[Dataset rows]
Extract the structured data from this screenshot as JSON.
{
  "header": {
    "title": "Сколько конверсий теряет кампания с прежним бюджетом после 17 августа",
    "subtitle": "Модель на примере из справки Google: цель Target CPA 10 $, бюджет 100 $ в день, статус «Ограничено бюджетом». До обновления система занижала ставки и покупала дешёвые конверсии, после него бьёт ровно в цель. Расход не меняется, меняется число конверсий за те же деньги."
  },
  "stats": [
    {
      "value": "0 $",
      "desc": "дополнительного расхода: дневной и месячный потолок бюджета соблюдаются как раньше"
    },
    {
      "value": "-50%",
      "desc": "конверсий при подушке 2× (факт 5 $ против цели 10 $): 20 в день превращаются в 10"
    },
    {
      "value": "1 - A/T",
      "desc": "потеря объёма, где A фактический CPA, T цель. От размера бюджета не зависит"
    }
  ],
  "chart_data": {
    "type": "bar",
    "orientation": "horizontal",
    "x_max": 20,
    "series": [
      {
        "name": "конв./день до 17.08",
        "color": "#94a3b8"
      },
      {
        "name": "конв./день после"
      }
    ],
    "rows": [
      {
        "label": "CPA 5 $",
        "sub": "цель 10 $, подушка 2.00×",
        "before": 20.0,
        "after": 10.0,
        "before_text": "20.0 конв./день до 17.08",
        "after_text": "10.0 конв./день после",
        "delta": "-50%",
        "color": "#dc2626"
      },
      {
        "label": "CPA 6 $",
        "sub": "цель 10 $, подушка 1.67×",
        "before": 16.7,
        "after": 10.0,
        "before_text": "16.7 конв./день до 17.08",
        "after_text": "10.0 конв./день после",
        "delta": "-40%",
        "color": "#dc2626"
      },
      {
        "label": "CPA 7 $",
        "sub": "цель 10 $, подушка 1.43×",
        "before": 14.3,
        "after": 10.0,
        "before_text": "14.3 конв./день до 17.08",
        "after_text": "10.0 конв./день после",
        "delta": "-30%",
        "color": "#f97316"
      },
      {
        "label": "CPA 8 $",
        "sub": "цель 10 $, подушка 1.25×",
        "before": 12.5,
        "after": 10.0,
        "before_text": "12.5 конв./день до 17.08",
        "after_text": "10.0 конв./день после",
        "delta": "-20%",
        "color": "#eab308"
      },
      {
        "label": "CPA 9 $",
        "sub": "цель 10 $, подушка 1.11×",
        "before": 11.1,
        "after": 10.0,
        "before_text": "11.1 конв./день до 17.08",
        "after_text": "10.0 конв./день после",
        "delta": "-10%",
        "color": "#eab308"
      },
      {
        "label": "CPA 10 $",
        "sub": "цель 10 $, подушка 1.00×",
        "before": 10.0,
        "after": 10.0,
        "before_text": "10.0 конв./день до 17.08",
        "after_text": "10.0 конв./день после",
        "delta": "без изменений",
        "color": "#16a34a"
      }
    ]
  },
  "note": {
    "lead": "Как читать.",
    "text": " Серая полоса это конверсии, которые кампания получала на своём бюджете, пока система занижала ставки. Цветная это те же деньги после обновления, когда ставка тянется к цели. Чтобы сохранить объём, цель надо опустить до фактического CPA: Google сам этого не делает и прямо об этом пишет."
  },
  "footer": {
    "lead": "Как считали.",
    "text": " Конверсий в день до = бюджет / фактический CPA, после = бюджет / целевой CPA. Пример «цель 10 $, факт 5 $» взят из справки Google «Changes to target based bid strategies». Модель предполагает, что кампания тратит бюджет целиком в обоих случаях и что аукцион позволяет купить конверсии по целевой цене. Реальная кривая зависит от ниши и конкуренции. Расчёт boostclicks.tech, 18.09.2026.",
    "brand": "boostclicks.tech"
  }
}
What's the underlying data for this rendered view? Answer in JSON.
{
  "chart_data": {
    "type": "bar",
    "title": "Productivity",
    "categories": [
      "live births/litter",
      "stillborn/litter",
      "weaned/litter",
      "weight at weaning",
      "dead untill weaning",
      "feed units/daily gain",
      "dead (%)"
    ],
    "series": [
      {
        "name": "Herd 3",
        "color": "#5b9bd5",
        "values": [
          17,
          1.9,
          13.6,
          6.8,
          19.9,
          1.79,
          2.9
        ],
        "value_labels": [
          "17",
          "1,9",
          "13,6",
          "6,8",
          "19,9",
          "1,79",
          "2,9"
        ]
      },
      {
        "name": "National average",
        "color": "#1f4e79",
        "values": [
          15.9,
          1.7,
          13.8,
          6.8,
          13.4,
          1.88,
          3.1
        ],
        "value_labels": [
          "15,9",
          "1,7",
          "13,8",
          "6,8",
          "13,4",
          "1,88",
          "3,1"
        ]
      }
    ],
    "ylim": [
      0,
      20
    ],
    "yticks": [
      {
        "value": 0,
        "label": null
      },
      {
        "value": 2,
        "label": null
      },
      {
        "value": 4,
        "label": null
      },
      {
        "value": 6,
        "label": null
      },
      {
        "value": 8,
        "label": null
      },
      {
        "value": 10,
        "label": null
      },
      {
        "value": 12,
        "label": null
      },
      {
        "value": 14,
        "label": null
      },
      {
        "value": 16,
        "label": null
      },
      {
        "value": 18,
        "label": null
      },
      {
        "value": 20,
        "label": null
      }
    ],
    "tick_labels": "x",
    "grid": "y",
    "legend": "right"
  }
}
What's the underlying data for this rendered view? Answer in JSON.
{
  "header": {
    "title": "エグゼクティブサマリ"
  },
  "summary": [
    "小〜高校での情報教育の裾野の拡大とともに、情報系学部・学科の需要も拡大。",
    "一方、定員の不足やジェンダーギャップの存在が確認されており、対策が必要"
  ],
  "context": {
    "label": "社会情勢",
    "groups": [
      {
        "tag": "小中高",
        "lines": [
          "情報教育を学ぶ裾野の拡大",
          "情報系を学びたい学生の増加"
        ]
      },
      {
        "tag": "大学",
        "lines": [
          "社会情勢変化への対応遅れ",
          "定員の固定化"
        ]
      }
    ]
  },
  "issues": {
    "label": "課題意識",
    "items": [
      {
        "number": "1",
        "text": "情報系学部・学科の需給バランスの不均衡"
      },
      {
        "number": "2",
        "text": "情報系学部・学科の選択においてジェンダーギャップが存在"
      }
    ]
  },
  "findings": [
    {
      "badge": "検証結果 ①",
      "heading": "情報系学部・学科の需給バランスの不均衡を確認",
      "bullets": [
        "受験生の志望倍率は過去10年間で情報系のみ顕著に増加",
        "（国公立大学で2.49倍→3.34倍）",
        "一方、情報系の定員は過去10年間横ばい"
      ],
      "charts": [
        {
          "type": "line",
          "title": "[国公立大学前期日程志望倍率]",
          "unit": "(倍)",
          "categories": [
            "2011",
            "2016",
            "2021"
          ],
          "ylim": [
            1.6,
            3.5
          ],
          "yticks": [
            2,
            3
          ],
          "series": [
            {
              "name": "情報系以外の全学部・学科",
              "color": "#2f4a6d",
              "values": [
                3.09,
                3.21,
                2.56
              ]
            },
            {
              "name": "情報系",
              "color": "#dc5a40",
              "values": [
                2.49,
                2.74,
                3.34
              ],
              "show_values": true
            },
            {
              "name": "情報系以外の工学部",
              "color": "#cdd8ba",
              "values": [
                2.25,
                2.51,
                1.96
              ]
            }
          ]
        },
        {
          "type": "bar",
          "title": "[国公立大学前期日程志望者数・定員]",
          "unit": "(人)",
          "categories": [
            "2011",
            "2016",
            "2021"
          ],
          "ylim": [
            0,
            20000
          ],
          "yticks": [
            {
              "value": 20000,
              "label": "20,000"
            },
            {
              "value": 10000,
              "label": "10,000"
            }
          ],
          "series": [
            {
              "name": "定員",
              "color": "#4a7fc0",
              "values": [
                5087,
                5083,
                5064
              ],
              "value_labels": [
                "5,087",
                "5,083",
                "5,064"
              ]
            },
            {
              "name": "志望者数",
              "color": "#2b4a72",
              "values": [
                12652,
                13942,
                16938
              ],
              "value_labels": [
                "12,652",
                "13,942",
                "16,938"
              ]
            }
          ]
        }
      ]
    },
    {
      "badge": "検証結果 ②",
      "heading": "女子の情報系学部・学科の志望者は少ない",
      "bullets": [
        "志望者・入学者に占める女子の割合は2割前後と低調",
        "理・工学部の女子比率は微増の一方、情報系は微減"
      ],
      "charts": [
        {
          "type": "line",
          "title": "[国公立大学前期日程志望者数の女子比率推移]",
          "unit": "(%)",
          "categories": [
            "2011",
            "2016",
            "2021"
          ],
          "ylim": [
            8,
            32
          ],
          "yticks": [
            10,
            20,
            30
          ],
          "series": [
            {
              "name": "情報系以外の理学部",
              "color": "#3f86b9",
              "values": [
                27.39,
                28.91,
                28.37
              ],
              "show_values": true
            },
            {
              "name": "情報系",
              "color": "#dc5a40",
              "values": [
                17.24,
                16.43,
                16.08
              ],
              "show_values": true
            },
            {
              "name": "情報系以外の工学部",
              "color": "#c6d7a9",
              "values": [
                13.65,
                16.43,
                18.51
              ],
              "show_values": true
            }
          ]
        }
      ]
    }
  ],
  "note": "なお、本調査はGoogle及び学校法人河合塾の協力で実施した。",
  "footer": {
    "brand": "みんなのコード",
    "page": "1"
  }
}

**Aim of the exercise:** Filter out every line that lacks the word "weaning", and copy the rest.

**Result for this task:**
      "weight at weaning",
      "dead untill weaning",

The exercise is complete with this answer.